» **TASK**
Report every line in the listing below where the string "this" shows up.

» **LISTED RECORDS**
* * * *

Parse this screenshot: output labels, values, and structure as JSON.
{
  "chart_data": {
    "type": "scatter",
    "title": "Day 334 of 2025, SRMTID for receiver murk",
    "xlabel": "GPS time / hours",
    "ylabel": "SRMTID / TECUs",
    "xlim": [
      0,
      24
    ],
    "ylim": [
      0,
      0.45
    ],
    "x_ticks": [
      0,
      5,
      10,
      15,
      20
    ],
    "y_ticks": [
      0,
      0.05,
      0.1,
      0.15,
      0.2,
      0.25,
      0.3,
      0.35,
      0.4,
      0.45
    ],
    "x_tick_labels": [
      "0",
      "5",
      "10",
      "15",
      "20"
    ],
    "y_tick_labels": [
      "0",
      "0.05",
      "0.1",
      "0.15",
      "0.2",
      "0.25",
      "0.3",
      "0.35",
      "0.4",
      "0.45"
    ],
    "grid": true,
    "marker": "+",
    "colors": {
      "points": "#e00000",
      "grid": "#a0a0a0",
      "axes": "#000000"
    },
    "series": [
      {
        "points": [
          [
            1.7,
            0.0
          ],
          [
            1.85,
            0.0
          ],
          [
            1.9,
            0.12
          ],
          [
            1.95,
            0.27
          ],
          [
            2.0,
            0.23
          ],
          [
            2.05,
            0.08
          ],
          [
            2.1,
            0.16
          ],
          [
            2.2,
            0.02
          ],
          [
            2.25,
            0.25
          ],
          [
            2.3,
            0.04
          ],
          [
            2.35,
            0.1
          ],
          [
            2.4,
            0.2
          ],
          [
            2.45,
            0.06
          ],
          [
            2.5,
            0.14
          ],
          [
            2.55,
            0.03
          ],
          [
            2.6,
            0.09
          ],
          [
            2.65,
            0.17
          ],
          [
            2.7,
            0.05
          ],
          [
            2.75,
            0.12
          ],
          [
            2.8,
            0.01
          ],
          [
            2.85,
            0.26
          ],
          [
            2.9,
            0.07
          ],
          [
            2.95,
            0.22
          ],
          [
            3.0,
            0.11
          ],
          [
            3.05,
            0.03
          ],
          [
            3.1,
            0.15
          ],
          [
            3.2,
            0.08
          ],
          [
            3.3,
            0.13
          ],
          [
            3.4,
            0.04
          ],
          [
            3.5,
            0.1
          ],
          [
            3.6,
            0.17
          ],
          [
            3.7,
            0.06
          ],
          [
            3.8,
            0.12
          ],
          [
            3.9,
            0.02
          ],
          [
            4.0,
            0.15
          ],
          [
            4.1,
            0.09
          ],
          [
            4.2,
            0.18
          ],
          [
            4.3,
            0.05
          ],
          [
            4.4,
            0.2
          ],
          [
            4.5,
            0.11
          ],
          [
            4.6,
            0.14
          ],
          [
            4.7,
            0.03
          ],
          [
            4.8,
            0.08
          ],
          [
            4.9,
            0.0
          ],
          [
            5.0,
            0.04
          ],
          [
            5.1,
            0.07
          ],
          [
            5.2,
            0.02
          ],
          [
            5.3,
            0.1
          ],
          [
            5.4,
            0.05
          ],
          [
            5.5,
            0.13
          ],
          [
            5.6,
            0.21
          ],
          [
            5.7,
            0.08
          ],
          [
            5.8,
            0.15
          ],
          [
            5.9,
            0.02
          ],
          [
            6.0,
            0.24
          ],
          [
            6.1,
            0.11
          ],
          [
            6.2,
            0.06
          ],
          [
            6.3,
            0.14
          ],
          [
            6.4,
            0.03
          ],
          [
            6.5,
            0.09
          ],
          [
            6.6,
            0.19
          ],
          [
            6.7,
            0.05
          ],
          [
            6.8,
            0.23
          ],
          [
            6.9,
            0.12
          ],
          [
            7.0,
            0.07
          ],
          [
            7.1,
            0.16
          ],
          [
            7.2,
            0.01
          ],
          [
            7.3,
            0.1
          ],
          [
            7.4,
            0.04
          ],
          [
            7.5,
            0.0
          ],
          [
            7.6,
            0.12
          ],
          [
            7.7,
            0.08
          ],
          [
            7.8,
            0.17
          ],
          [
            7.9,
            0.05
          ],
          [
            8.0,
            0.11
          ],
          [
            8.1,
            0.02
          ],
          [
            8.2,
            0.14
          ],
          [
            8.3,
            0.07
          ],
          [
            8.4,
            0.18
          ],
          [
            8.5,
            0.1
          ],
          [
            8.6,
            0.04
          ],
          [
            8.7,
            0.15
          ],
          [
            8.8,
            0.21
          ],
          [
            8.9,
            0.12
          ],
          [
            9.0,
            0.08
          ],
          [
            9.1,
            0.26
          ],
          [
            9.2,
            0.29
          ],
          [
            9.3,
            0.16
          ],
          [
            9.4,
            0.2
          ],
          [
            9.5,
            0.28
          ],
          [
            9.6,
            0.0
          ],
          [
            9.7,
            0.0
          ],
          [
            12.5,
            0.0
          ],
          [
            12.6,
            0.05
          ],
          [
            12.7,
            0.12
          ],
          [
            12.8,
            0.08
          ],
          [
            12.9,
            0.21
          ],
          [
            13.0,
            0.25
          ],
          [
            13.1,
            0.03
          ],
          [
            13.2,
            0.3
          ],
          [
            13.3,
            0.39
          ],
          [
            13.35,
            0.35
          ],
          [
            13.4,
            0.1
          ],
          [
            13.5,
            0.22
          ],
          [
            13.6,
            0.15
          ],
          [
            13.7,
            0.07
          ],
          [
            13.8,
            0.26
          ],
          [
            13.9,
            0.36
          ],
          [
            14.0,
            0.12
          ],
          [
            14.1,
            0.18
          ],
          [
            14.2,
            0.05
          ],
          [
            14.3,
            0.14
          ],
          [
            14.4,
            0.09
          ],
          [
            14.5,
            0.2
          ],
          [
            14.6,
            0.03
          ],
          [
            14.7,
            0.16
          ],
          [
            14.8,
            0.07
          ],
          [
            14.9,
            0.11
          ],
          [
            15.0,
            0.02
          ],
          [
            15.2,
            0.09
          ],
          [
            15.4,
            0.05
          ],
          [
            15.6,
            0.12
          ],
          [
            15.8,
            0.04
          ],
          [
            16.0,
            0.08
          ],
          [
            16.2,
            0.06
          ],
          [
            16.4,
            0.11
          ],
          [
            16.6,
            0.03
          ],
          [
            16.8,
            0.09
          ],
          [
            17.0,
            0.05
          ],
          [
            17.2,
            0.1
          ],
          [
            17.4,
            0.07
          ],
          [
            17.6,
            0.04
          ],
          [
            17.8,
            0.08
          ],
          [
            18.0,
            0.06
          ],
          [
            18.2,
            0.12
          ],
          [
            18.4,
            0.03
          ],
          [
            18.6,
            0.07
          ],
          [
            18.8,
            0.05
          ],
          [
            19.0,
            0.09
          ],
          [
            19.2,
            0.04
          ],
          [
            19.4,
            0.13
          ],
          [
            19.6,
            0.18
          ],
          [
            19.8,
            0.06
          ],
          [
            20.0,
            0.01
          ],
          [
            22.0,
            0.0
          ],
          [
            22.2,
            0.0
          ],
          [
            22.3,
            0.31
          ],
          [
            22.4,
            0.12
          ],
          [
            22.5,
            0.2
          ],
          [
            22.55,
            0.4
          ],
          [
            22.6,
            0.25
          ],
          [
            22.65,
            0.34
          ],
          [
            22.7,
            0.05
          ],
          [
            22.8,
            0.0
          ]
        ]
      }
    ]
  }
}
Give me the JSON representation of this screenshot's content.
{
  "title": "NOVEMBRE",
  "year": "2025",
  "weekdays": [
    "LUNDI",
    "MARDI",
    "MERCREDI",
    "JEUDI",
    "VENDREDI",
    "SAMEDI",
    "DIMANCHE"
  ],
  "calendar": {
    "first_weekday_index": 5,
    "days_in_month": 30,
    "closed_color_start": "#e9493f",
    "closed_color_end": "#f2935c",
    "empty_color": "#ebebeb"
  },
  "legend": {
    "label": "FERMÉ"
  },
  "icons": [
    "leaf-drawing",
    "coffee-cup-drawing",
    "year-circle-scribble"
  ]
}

* * * *

» **THE REPLY**
Parse this screenshot: output labels, values, and structure as JSON.
Give me the JSON representation of this screenshot's content.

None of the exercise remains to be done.